_What to work on_
In the data below, how many lines include the string "Albizzia"? Give only the number.

_Records for processing_
<<<<

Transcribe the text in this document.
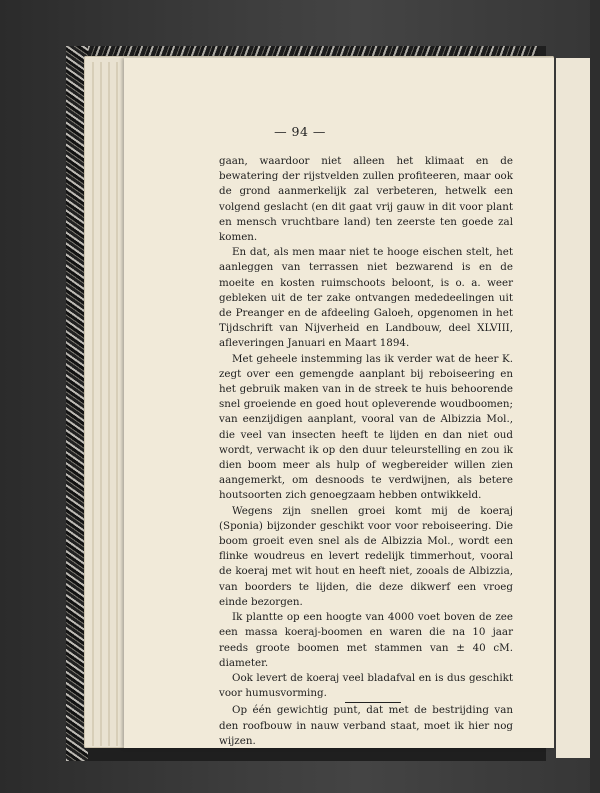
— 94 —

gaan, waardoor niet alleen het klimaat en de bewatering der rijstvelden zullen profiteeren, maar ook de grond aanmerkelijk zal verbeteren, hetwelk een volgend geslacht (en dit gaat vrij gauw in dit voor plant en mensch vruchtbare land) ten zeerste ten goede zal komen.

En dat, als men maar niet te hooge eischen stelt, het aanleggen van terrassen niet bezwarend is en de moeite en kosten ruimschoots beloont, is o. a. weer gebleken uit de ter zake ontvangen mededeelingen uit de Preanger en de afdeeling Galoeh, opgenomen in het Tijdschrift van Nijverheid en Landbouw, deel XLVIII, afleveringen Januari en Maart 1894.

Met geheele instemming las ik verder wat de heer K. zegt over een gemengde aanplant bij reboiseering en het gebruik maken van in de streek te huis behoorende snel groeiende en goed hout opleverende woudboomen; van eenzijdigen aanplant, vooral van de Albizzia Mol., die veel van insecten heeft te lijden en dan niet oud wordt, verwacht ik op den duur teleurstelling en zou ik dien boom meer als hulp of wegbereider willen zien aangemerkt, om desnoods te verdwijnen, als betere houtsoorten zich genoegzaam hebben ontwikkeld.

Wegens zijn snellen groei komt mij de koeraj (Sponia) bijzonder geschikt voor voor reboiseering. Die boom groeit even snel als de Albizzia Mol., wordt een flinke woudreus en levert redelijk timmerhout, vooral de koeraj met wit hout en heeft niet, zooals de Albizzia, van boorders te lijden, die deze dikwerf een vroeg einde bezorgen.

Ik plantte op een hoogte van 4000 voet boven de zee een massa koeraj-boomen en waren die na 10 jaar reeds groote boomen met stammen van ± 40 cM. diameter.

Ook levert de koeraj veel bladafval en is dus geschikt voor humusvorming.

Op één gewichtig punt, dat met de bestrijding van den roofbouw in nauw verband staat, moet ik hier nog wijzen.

>>>>
<<<<

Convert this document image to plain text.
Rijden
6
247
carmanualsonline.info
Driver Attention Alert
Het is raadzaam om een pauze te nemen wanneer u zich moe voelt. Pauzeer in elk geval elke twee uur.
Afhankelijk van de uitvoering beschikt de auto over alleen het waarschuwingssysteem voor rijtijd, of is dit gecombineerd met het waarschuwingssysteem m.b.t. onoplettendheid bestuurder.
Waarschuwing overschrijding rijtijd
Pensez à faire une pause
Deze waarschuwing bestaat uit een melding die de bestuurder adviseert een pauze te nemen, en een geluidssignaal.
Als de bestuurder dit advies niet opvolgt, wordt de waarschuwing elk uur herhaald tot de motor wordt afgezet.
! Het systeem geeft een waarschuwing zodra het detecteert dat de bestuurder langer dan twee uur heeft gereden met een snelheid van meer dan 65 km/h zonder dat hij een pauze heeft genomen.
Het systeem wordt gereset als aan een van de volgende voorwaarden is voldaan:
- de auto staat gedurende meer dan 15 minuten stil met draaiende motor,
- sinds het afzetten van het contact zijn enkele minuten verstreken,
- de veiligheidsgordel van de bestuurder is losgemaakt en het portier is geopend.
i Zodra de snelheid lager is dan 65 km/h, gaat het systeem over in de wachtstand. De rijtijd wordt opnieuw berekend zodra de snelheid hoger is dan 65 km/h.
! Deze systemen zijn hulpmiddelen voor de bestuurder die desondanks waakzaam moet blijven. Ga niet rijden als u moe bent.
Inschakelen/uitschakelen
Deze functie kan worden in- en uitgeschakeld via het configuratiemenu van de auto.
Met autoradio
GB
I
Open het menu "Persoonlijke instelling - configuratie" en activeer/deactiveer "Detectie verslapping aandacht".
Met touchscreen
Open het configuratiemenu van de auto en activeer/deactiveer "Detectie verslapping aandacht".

>>>>

_Task response_
2